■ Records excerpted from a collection
# # #

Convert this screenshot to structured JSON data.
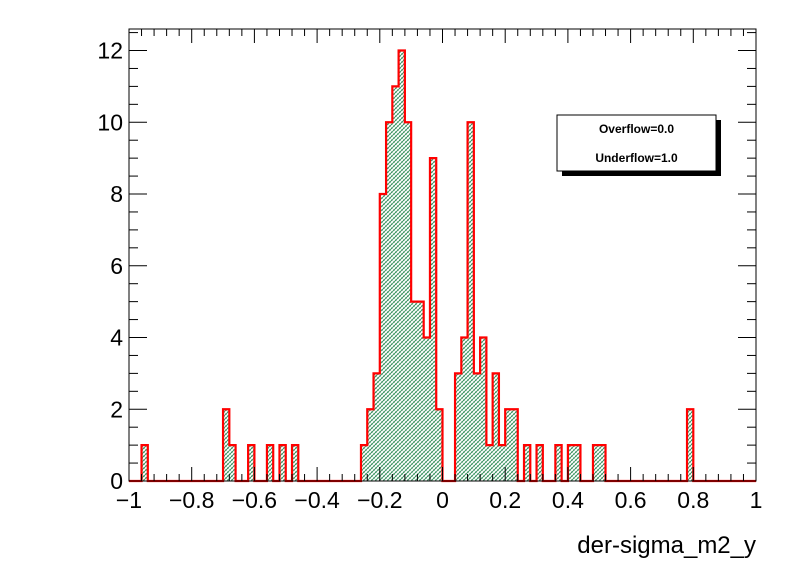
{
  "chart_data": {
    "type": "bar",
    "title": "",
    "xlabel": "der-sigma_m2_y",
    "ylabel": "",
    "xlim": [
      -1,
      1
    ],
    "ylim": [
      0,
      12.6
    ],
    "bin_width": 0.02,
    "x_ticks": [
      {
        "value": -1,
        "label": "−1"
      },
      {
        "value": -0.8,
        "label": "−0.8"
      },
      {
        "value": -0.6,
        "label": "−0.6"
      },
      {
        "value": -0.4,
        "label": "−0.4"
      },
      {
        "value": -0.2,
        "label": "−0.2"
      },
      {
        "value": 0,
        "label": "0"
      },
      {
        "value": 0.2,
        "label": "0.2"
      },
      {
        "value": 0.4,
        "label": "0.4"
      },
      {
        "value": 0.6,
        "label": "0.6"
      },
      {
        "value": 0.8,
        "label": "0.8"
      },
      {
        "value": 1,
        "label": "1"
      }
    ],
    "y_ticks": [
      {
        "value": 0,
        "label": "0"
      },
      {
        "value": 2,
        "label": "2"
      },
      {
        "value": 4,
        "label": "4"
      },
      {
        "value": 6,
        "label": "6"
      },
      {
        "value": 8,
        "label": "8"
      },
      {
        "value": 10,
        "label": "10"
      },
      {
        "value": 12,
        "label": "12"
      }
    ],
    "bins": [
      {
        "x": -0.96,
        "y": 1
      },
      {
        "x": -0.7,
        "y": 2
      },
      {
        "x": -0.68,
        "y": 1
      },
      {
        "x": -0.62,
        "y": 1
      },
      {
        "x": -0.56,
        "y": 1
      },
      {
        "x": -0.52,
        "y": 1
      },
      {
        "x": -0.48,
        "y": 1
      },
      {
        "x": -0.26,
        "y": 1
      },
      {
        "x": -0.24,
        "y": 2
      },
      {
        "x": -0.22,
        "y": 3
      },
      {
        "x": -0.2,
        "y": 8
      },
      {
        "x": -0.18,
        "y": 10
      },
      {
        "x": -0.16,
        "y": 11
      },
      {
        "x": -0.14,
        "y": 12
      },
      {
        "x": -0.12,
        "y": 10
      },
      {
        "x": -0.1,
        "y": 5
      },
      {
        "x": -0.08,
        "y": 5
      },
      {
        "x": -0.06,
        "y": 4
      },
      {
        "x": -0.04,
        "y": 9
      },
      {
        "x": -0.02,
        "y": 2
      },
      {
        "x": 0.04,
        "y": 3
      },
      {
        "x": 0.06,
        "y": 4
      },
      {
        "x": 0.08,
        "y": 10
      },
      {
        "x": 0.1,
        "y": 3
      },
      {
        "x": 0.12,
        "y": 4
      },
      {
        "x": 0.14,
        "y": 1
      },
      {
        "x": 0.16,
        "y": 3
      },
      {
        "x": 0.18,
        "y": 1
      },
      {
        "x": 0.2,
        "y": 2
      },
      {
        "x": 0.22,
        "y": 2
      },
      {
        "x": 0.26,
        "y": 1
      },
      {
        "x": 0.3,
        "y": 1
      },
      {
        "x": 0.36,
        "y": 1
      },
      {
        "x": 0.4,
        "y": 1
      },
      {
        "x": 0.42,
        "y": 1
      },
      {
        "x": 0.48,
        "y": 1
      },
      {
        "x": 0.5,
        "y": 1
      },
      {
        "x": 0.78,
        "y": 2
      }
    ],
    "legend": {
      "position": "top-right",
      "entries": [
        "Overflow=0.0",
        "Underflow=1.0"
      ]
    },
    "grid": false,
    "colors": {
      "line": "#ff0000",
      "fill_hatch": "#2e8b57",
      "frame": "#000000",
      "background": "#ffffff"
    }
  }
}
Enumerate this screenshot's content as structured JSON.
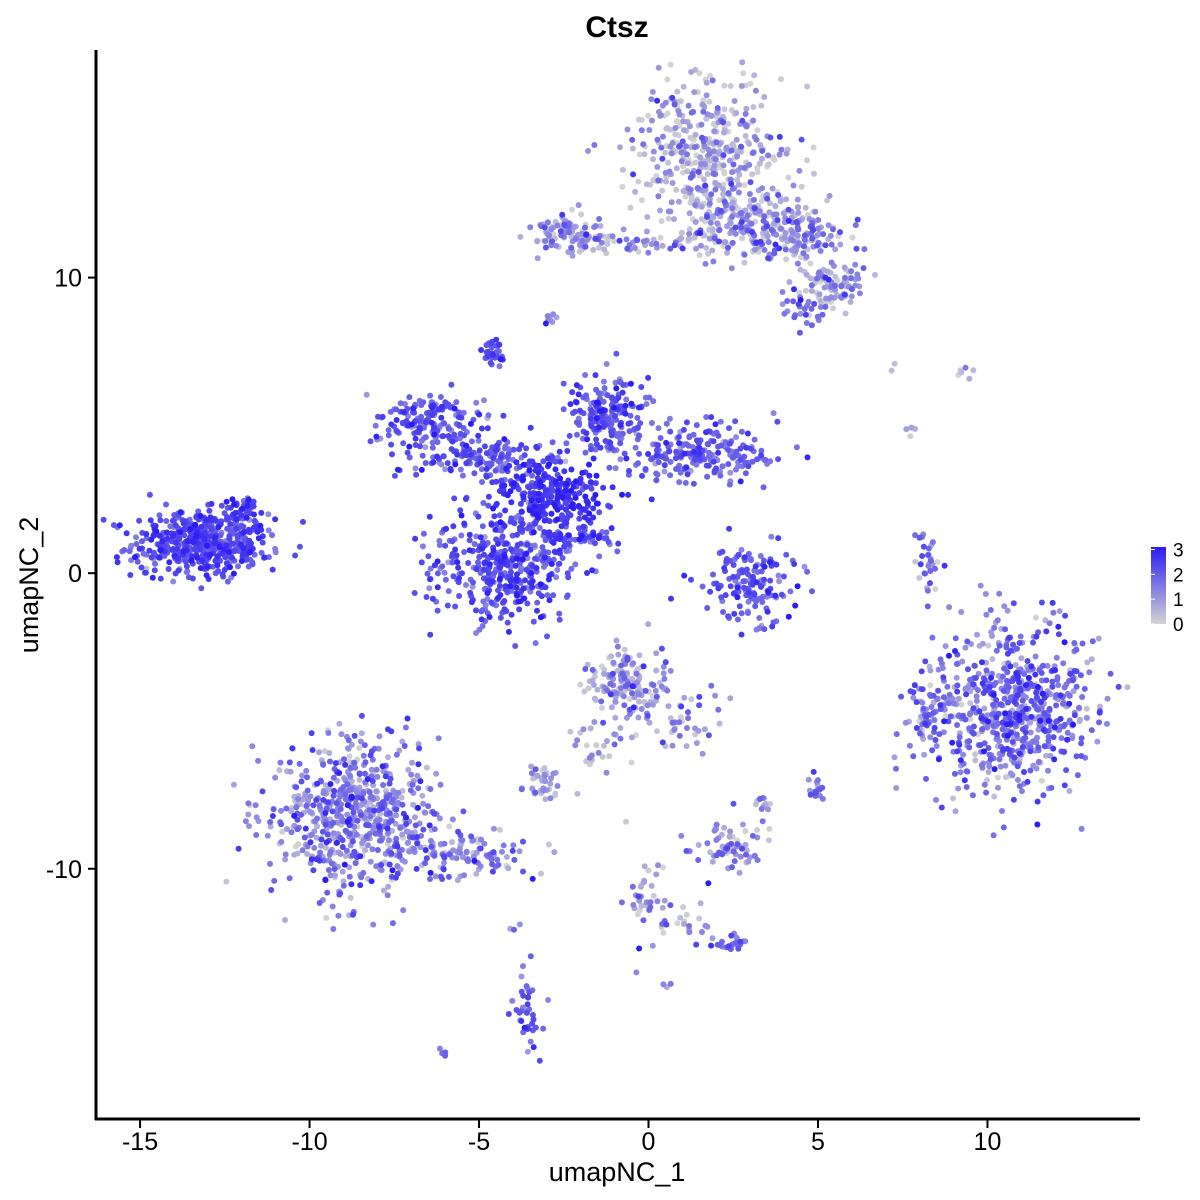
{
  "chart_data": {
    "type": "scatter",
    "title": "Ctsz",
    "xlabel": "umapNC_1",
    "ylabel": "umapNC_2",
    "xlim": [
      -16.3,
      14.5
    ],
    "ylim": [
      -18.5,
      17.7
    ],
    "x_ticks": [
      -15,
      -10,
      -5,
      0,
      5,
      10
    ],
    "x_tick_labels": [
      "-15",
      "-10",
      "-5",
      "0",
      "5",
      "10"
    ],
    "y_ticks": [
      -10,
      0,
      10
    ],
    "y_tick_labels": [
      "-10",
      "0",
      "10"
    ],
    "grid": false,
    "legend": {
      "placement": "right",
      "min": 0,
      "max": 3.1,
      "ticks": [
        0,
        1,
        2,
        3
      ],
      "tick_labels": [
        "0",
        "1",
        "2",
        "3"
      ],
      "low_color": "#d3d3d3",
      "high_color": "#2b1cf5"
    },
    "point_color_low": "#d3d3d3",
    "point_color_high": "#2b1cf5",
    "clusters": [
      {
        "cx": -13.2,
        "cy": 1.0,
        "sx": 1.0,
        "sy": 0.55,
        "n": 520,
        "expr": 2.2,
        "spread": 0.45
      },
      {
        "cx": -12.0,
        "cy": 2.0,
        "sx": 0.35,
        "sy": 0.35,
        "n": 40,
        "expr": 2.3,
        "spread": 0.4
      },
      {
        "cx": -4.2,
        "cy": 0.3,
        "sx": 1.1,
        "sy": 1.0,
        "n": 420,
        "expr": 2.2,
        "spread": 0.5
      },
      {
        "cx": -2.9,
        "cy": 2.7,
        "sx": 0.8,
        "sy": 0.6,
        "n": 260,
        "expr": 2.6,
        "spread": 0.35
      },
      {
        "cx": -6.5,
        "cy": 5.2,
        "sx": 0.9,
        "sy": 0.45,
        "n": 160,
        "expr": 2.0,
        "spread": 0.5
      },
      {
        "cx": -4.8,
        "cy": 3.9,
        "sx": 1.0,
        "sy": 0.35,
        "n": 150,
        "expr": 2.0,
        "spread": 0.5
      },
      {
        "cx": -1.2,
        "cy": 5.3,
        "sx": 0.6,
        "sy": 0.7,
        "n": 180,
        "expr": 2.0,
        "spread": 0.5
      },
      {
        "cx": 1.5,
        "cy": 4.0,
        "sx": 1.2,
        "sy": 0.5,
        "n": 220,
        "expr": 1.9,
        "spread": 0.5
      },
      {
        "cx": -4.6,
        "cy": 7.4,
        "sx": 0.15,
        "sy": 0.2,
        "n": 30,
        "expr": 2.3,
        "spread": 0.4
      },
      {
        "cx": -2.0,
        "cy": 1.2,
        "sx": 0.6,
        "sy": 0.2,
        "n": 45,
        "expr": 2.2,
        "spread": 0.4
      },
      {
        "cx": 3.0,
        "cy": -0.3,
        "sx": 0.7,
        "sy": 0.6,
        "n": 150,
        "expr": 2.0,
        "spread": 0.5
      },
      {
        "cx": 8.2,
        "cy": 0.3,
        "sx": 0.15,
        "sy": 0.5,
        "n": 30,
        "expr": 1.6,
        "spread": 0.6
      },
      {
        "cx": 10.7,
        "cy": -4.5,
        "sx": 1.3,
        "sy": 1.4,
        "n": 700,
        "expr": 1.6,
        "spread": 0.75
      },
      {
        "cx": 8.3,
        "cy": -4.8,
        "sx": 0.3,
        "sy": 0.6,
        "n": 40,
        "expr": 1.7,
        "spread": 0.6
      },
      {
        "cx": -8.6,
        "cy": -8.2,
        "sx": 1.2,
        "sy": 1.2,
        "n": 650,
        "expr": 1.3,
        "spread": 0.8
      },
      {
        "cx": -5.5,
        "cy": -9.6,
        "sx": 1.0,
        "sy": 0.4,
        "n": 120,
        "expr": 1.2,
        "spread": 0.8
      },
      {
        "cx": -0.6,
        "cy": -3.8,
        "sx": 0.6,
        "sy": 0.6,
        "n": 150,
        "expr": 0.9,
        "spread": 0.8
      },
      {
        "cx": 1.0,
        "cy": -5.0,
        "sx": 0.6,
        "sy": 0.5,
        "n": 40,
        "expr": 1.0,
        "spread": 0.8
      },
      {
        "cx": -1.5,
        "cy": -5.8,
        "sx": 0.4,
        "sy": 0.5,
        "n": 30,
        "expr": 0.8,
        "spread": 0.8
      },
      {
        "cx": -3.2,
        "cy": -7.0,
        "sx": 0.3,
        "sy": 0.3,
        "n": 40,
        "expr": 0.6,
        "spread": 0.7
      },
      {
        "cx": 2.5,
        "cy": -9.2,
        "sx": 0.5,
        "sy": 0.5,
        "n": 70,
        "expr": 1.2,
        "spread": 0.8
      },
      {
        "cx": 2.3,
        "cy": -12.5,
        "sx": 0.3,
        "sy": 0.2,
        "n": 25,
        "expr": 1.8,
        "spread": 0.5
      },
      {
        "cx": 0.0,
        "cy": -11.2,
        "sx": 0.4,
        "sy": 0.9,
        "n": 40,
        "expr": 1.0,
        "spread": 0.8
      },
      {
        "cx": 1.2,
        "cy": -11.8,
        "sx": 0.4,
        "sy": 0.2,
        "n": 15,
        "expr": 0.7,
        "spread": 0.7
      },
      {
        "cx": -3.6,
        "cy": -14.8,
        "sx": 0.2,
        "sy": 0.7,
        "n": 40,
        "expr": 1.9,
        "spread": 0.5
      },
      {
        "cx": 5.0,
        "cy": -7.3,
        "sx": 0.15,
        "sy": 0.2,
        "n": 15,
        "expr": 1.3,
        "spread": 0.6
      },
      {
        "cx": 3.3,
        "cy": -7.8,
        "sx": 0.2,
        "sy": 0.2,
        "n": 10,
        "expr": 0.8,
        "spread": 0.7
      },
      {
        "cx": 1.8,
        "cy": 14.2,
        "sx": 1.1,
        "sy": 1.3,
        "n": 450,
        "expr": 0.6,
        "spread": 0.8
      },
      {
        "cx": 2.5,
        "cy": 11.8,
        "sx": 0.9,
        "sy": 0.5,
        "n": 160,
        "expr": 0.7,
        "spread": 0.8
      },
      {
        "cx": 4.5,
        "cy": 11.5,
        "sx": 0.8,
        "sy": 0.6,
        "n": 160,
        "expr": 1.1,
        "spread": 0.8
      },
      {
        "cx": 5.4,
        "cy": 9.8,
        "sx": 0.5,
        "sy": 0.4,
        "n": 90,
        "expr": 0.8,
        "spread": 0.8
      },
      {
        "cx": 4.6,
        "cy": 9.0,
        "sx": 0.3,
        "sy": 0.3,
        "n": 30,
        "expr": 1.5,
        "spread": 0.6
      },
      {
        "cx": -2.3,
        "cy": 11.5,
        "sx": 0.6,
        "sy": 0.35,
        "n": 110,
        "expr": 0.8,
        "spread": 0.8
      },
      {
        "cx": -0.5,
        "cy": 11.2,
        "sx": 0.8,
        "sy": 0.15,
        "n": 35,
        "expr": 1.3,
        "spread": 0.7
      },
      {
        "cx": -2.9,
        "cy": 8.6,
        "sx": 0.1,
        "sy": 0.2,
        "n": 8,
        "expr": 1.2,
        "spread": 0.6
      },
      {
        "cx": 9.5,
        "cy": 6.8,
        "sx": 0.4,
        "sy": 0.2,
        "n": 6,
        "expr": 0.4,
        "spread": 0.6
      },
      {
        "cx": 7.7,
        "cy": 4.7,
        "sx": 0.1,
        "sy": 0.2,
        "n": 4,
        "expr": 0.3,
        "spread": 0.4
      },
      {
        "cx": 7.1,
        "cy": 6.9,
        "sx": 0.1,
        "sy": 0.1,
        "n": 2,
        "expr": 0.2,
        "spread": 0.3
      },
      {
        "cx": -6.1,
        "cy": -16.2,
        "sx": 0.1,
        "sy": 0.1,
        "n": 4,
        "expr": 1.7,
        "spread": 0.4
      },
      {
        "cx": 0.6,
        "cy": -14.0,
        "sx": 0.1,
        "sy": 0.1,
        "n": 3,
        "expr": 1.2,
        "spread": 0.5
      },
      {
        "cx": -4.0,
        "cy": -11.9,
        "sx": 0.1,
        "sy": 0.1,
        "n": 3,
        "expr": 1.5,
        "spread": 0.5
      }
    ]
  }
}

# # #

Each line of the data that includes the word "right" counts once; report the total and nothing more.

2